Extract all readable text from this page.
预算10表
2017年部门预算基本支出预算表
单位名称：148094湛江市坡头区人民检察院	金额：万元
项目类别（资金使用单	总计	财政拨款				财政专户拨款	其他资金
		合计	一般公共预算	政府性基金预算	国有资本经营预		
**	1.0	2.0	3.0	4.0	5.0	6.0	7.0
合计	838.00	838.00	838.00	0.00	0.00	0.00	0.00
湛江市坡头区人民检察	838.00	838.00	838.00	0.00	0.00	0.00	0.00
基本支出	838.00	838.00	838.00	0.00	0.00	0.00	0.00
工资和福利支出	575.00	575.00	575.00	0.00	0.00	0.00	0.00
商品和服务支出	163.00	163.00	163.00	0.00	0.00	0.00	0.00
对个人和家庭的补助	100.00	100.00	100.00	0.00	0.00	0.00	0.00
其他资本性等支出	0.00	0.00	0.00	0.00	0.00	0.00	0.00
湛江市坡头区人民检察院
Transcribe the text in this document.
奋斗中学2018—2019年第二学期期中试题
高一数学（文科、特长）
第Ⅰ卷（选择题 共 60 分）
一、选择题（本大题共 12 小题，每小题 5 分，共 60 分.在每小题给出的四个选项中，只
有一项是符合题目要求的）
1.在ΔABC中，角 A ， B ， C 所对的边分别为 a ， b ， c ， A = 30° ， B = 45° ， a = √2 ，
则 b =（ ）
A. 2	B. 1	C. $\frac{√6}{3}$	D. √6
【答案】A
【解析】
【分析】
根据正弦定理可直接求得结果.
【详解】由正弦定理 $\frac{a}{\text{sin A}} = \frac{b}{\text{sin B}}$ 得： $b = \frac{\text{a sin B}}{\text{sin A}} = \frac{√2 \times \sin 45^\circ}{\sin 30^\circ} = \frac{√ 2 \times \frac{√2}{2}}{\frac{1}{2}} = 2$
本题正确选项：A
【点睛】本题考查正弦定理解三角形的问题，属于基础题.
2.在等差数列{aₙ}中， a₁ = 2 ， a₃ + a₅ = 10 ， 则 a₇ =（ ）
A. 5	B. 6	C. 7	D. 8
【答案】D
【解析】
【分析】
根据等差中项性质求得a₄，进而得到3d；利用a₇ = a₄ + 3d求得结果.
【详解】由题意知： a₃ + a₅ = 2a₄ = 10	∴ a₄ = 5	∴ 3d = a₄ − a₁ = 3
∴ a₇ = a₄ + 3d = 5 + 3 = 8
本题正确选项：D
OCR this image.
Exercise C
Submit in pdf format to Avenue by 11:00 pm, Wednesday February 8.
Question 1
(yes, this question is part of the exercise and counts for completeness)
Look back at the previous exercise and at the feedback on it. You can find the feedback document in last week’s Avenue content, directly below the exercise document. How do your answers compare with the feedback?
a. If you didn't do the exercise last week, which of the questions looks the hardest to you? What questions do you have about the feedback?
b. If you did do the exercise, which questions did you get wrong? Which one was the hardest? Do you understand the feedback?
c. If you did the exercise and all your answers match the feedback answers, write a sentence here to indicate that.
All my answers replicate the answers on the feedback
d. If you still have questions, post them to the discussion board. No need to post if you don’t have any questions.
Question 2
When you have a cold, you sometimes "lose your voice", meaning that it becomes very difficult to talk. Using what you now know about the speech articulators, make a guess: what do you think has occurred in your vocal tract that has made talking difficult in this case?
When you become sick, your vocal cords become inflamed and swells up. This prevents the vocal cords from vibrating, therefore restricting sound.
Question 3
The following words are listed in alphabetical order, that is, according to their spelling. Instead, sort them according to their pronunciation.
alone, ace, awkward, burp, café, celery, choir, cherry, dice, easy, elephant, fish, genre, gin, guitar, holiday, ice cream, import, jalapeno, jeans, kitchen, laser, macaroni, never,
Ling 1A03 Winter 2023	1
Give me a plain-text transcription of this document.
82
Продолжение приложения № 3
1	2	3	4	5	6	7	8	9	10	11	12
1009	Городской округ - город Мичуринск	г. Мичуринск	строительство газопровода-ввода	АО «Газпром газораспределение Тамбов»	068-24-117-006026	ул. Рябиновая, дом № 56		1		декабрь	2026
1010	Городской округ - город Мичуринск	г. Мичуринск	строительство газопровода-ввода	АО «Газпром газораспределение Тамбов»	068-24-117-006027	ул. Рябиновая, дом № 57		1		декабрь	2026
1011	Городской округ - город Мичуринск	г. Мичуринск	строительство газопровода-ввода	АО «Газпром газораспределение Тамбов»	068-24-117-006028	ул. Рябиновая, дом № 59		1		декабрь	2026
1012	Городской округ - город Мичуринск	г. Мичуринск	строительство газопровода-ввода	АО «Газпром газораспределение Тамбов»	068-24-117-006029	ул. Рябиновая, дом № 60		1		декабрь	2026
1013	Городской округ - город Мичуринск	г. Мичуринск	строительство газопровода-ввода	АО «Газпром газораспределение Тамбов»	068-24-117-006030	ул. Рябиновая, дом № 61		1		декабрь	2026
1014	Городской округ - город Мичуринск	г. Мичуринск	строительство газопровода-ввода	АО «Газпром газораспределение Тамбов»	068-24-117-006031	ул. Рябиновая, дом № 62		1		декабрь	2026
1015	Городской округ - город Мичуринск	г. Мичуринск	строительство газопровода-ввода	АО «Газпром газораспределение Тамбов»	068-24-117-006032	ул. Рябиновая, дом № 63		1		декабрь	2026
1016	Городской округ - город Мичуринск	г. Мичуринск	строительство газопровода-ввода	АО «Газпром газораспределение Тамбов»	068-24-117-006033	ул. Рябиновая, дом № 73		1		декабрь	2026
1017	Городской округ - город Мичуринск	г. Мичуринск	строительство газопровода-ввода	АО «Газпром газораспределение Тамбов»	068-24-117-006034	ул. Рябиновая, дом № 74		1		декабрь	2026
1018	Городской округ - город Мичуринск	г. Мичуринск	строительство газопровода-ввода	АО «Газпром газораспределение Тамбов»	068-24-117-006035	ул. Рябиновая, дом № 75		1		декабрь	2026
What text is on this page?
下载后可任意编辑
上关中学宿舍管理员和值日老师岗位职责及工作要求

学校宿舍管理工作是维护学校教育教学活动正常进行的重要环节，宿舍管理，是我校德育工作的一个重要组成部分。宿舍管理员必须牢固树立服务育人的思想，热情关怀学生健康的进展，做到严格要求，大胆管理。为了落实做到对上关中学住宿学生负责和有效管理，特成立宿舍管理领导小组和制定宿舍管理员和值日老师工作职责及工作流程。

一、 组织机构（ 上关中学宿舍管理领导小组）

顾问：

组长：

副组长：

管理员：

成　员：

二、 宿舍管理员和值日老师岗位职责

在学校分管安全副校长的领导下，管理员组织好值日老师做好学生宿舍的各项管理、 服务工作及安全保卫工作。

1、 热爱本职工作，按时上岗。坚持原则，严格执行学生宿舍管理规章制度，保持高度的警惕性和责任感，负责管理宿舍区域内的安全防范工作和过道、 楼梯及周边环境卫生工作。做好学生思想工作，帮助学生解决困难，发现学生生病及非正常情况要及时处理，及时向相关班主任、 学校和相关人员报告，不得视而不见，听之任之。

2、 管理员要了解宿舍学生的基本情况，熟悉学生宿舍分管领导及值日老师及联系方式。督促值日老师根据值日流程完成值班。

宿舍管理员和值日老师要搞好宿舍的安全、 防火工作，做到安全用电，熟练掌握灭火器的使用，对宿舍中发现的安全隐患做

========================================

STATED EXERCISE -
Write down all the entries again without a single difference.

SOLUTION -
Extract all readable text from this page.
预算10表
2017年部门预算基本支出预算表
单位名称：148094湛江市坡头区人民检察院	金额：万元
项目类别（资金使用单	总计	财政拨款				财政专户拨款	其他资金
		合计	一般公共预算	政府性基金预算	国有资本经营预		
**	1.0	2.0	3.0	4.0	5.0	6.0	7.0
合计	838.00	838.00	838.00	0.00	0.00	0.00	0.00
湛江市坡头区人民检察	838.00	838.00	838.00	0.00	0.00	0.00	0.00
基本支出	838.00	838.00	838.00	0.00	0.00	0.00	0.00
工资和福利支出	575.00	575.00	575.00	0.00	0.00	0.00	0.00
商品和服务支出	163.00	163.00	163.00	0.00	0.00	0.00	0.00
对个人和家庭的补助	100.00	100.00	100.00	0.00	0.00	0.00	0.00
其他资本性等支出	0.00	0.00	0.00	0.00	0.00	0.00	0.00
湛江市坡头区人民检察院
Transcribe the text in this document.
奋斗中学2018—2019年第二学期期中试题
高一数学（文科、特长）
第Ⅰ卷（选择题 共 60 分）
一、选择题（本大题共 12 小题，每小题 5 分，共 60 分.在每小题给出的四个选项中，只
有一项是符合题目要求的）
1.在ΔABC中，角 A ， B ， C 所对的边分别为 a ， b ， c ， A = 30° ， B = 45° ， a = √2 ，
则 b =（ ）
A. 2	B. 1	C. $\frac{√6}{3}$	D. √6
【答案】A
【解析】
【分析】
根据正弦定理可直接求得结果.
【详解】由正弦定理 $\frac{a}{\text{sin A}} = \frac{b}{\text{sin B}}$ 得： $b = \frac{\text{a sin B}}{\text{sin A}} = \frac{√2 \times \sin 45^\circ}{\sin 30^\circ} = \frac{√ 2 \times \frac{√2}{2}}{\frac{1}{2}} = 2$
本题正确选项：A
【点睛】本题考查正弦定理解三角形的问题，属于基础题.
2.在等差数列{aₙ}中， a₁ = 2 ， a₃ + a₅ = 10 ， 则 a₇ =（ ）
A. 5	B. 6	C. 7	D. 8
【答案】D
【解析】
【分析】
根据等差中项性质求得a₄，进而得到3d；利用a₇ = a₄ + 3d求得结果.
【详解】由题意知： a₃ + a₅ = 2a₄ = 10	∴ a₄ = 5	∴ 3d = a₄ − a₁ = 3
∴ a₇ = a₄ + 3d = 5 + 3 = 8
本题正确选项：D
OCR this image.
Exercise C
Submit in pdf format to Avenue by 11:00 pm, Wednesday February 8.
Question 1
(yes, this question is part of the exercise and counts for completeness)
Look back at the previous exercise and at the feedback on it. You can find the feedback document in last week’s Avenue content, directly below the exercise document. How do your answers compare with the feedback?
a. If you didn't do the exercise last week, which of the questions looks the hardest to you? What questions do you have about the feedback?
b. If you did do the exercise, which questions did you get wrong? Which one was the hardest? Do you understand the feedback?
c. If you did the exercise and all your answers match the feedback answers, write a sentence here to indicate that.
All my answers replicate the answers on the feedback
d. If you still have questions, post them to the discussion board. No need to post if you don’t have any questions.
Question 2
When you have a cold, you sometimes "lose your voice", meaning that it becomes very difficult to talk. Using what you now know about the speech articulators, make a guess: what do you think has occurred in your vocal tract that has made talking difficult in this case?
When you become sick, your vocal cords become inflamed and swells up. This prevents the vocal cords from vibrating, therefore restricting sound.
Question 3
The following words are listed in alphabetical order, that is, according to their spelling. Instead, sort them according to their pronunciation.
alone, ace, awkward, burp, café, celery, choir, cherry, dice, easy, elephant, fish, genre, gin, guitar, holiday, ice cream, import, jalapeno, jeans, kitchen, laser, macaroni, never,
Ling 1A03 Winter 2023	1
Give me a plain-text transcription of this document.
82
Продолжение приложения № 3
1	2	3	4	5	6	7	8	9	10	11	12
1009	Городской округ - город Мичуринск	г. Мичуринск	строительство газопровода-ввода	АО «Газпром газораспределение Тамбов»	068-24-117-006026	ул. Рябиновая, дом № 56		1		декабрь	2026
1010	Городской округ - город Мичуринск	г. Мичуринск	строительство газопровода-ввода	АО «Газпром газораспределение Тамбов»	068-24-117-006027	ул. Рябиновая, дом № 57		1		декабрь	2026
1011	Городской округ - город Мичуринск	г. Мичуринск	строительство газопровода-ввода	АО «Газпром газораспределение Тамбов»	068-24-117-006028	ул. Рябиновая, дом № 59		1		декабрь	2026
1012	Городской округ - город Мичуринск	г. Мичуринск	строительство газопровода-ввода	АО «Газпром газораспределение Тамбов»	068-24-117-006029	ул. Рябиновая, дом № 60		1		декабрь	2026
1013	Городской округ - город Мичуринск	г. Мичуринск	строительство газопровода-ввода	АО «Газпром газораспределение Тамбов»	068-24-117-006030	ул. Рябиновая, дом № 61		1		декабрь	2026
1014	Городской округ - город Мичуринск	г. Мичуринск	строительство газопровода-ввода	АО «Газпром газораспределение Тамбов»	068-24-117-006031	ул. Рябиновая, дом № 62		1		декабрь	2026
1015	Городской округ - город Мичуринск	г. Мичуринск	строительство газопровода-ввода	АО «Газпром газораспределение Тамбов»	068-24-117-006032	ул. Рябиновая, дом № 63		1		декабрь	2026
1016	Городской округ - город Мичуринск	г. Мичуринск	строительство газопровода-ввода	АО «Газпром газораспределение Тамбов»	068-24-117-006033	ул. Рябиновая, дом № 73		1		декабрь	2026
1017	Городской округ - город Мичуринск	г. Мичуринск	строительство газопровода-ввода	АО «Газпром газораспределение Тамбов»	068-24-117-006034	ул. Рябиновая, дом № 74		1		декабрь	2026
1018	Городской округ - город Мичуринск	г. Мичуринск	строительство газопровода-ввода	АО «Газпром газораспределение Тамбов»	068-24-117-006035	ул. Рябиновая, дом № 75		1		декабрь	2026
What text is on this page?
下载后可任意编辑
上关中学宿舍管理员和值日老师岗位职责及工作要求

学校宿舍管理工作是维护学校教育教学活动正常进行的重要环节，宿舍管理，是我校德育工作的一个重要组成部分。宿舍管理员必须牢固树立服务育人的思想，热情关怀学生健康的进展，做到严格要求，大胆管理。为了落实做到对上关中学住宿学生负责和有效管理，特成立宿舍管理领导小组和制定宿舍管理员和值日老师工作职责及工作流程。

一、 组织机构（ 上关中学宿舍管理领导小组）

顾问：

组长：

副组长：

管理员：

成　员：

二、 宿舍管理员和值日老师岗位职责

在学校分管安全副校长的领导下，管理员组织好值日老师做好学生宿舍的各项管理、 服务工作及安全保卫工作。

1、 热爱本职工作，按时上岗。坚持原则，严格执行学生宿舍管理规章制度，保持高度的警惕性和责任感，负责管理宿舍区域内的安全防范工作和过道、 楼梯及周边环境卫生工作。做好学生思想工作，帮助学生解决困难，发现学生生病及非正常情况要及时处理，及时向相关班主任、 学校和相关人员报告，不得视而不见，听之任之。

2、 管理员要了解宿舍学生的基本情况，熟悉学生宿舍分管领导及值日老师及联系方式。督促值日老师根据值日流程完成值班。

宿舍管理员和值日老师要搞好宿舍的安全、 防火工作，做到安全用电，熟练掌握灭火器的使用，对宿舍中发现的安全隐患做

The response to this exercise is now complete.